*Figure record extracts*
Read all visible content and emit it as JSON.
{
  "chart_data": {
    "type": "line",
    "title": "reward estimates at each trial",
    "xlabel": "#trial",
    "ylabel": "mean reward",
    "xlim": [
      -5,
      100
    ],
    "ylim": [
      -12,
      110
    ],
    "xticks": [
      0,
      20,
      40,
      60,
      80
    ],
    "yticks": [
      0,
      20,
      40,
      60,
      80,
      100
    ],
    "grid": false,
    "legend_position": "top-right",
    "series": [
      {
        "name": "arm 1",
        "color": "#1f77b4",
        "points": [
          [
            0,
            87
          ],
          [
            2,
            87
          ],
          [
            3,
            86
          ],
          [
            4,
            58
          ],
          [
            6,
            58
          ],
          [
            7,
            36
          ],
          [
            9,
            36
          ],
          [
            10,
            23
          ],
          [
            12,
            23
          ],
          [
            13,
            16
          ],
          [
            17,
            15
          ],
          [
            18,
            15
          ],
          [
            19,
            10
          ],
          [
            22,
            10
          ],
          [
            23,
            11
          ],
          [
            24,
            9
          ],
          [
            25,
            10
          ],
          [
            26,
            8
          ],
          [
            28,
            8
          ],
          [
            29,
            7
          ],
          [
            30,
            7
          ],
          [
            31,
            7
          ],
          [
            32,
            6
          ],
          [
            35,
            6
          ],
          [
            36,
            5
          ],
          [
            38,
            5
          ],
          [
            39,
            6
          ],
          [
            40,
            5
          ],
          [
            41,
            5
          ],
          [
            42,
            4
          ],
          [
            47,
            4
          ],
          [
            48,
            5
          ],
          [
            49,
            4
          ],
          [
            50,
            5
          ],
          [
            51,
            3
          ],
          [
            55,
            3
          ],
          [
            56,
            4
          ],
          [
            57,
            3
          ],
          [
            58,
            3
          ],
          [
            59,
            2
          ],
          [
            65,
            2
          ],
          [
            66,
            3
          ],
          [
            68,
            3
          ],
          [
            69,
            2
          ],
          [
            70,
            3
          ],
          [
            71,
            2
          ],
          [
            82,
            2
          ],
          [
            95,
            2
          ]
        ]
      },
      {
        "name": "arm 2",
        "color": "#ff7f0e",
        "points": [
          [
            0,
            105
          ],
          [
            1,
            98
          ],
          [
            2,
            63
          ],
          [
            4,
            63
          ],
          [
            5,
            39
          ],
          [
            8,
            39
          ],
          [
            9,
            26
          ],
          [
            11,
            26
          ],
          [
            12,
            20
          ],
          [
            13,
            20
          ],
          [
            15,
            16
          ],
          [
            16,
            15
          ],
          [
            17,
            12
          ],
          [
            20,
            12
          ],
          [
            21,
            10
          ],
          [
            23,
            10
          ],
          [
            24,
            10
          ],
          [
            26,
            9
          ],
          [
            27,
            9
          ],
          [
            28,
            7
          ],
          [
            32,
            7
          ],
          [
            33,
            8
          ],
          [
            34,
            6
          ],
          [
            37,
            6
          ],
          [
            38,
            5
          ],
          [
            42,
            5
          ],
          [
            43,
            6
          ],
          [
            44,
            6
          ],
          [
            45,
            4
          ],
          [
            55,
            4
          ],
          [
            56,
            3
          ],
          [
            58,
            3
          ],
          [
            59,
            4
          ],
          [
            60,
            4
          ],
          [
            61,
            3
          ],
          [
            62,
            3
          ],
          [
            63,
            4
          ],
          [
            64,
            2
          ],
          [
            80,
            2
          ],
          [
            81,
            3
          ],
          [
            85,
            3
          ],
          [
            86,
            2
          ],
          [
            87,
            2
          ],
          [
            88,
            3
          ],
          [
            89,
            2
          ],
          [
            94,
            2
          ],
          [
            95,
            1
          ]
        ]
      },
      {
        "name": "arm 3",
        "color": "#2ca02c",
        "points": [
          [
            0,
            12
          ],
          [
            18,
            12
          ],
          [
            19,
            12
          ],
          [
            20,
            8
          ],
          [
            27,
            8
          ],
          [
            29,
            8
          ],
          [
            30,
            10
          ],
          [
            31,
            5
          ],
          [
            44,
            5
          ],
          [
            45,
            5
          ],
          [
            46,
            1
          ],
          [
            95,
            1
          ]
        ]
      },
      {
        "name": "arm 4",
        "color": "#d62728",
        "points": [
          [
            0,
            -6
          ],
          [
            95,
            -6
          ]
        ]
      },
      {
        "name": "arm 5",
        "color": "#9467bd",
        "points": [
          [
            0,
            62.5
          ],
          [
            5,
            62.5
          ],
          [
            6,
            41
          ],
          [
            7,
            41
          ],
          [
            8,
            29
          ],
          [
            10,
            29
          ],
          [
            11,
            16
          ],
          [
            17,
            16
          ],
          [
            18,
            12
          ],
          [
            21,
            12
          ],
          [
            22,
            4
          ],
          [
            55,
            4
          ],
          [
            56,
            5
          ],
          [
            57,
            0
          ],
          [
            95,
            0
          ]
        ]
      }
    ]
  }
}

*Work required*
Every line of the listing that holds "reward" is to be counted; give only the resulting number.

*The reply*
2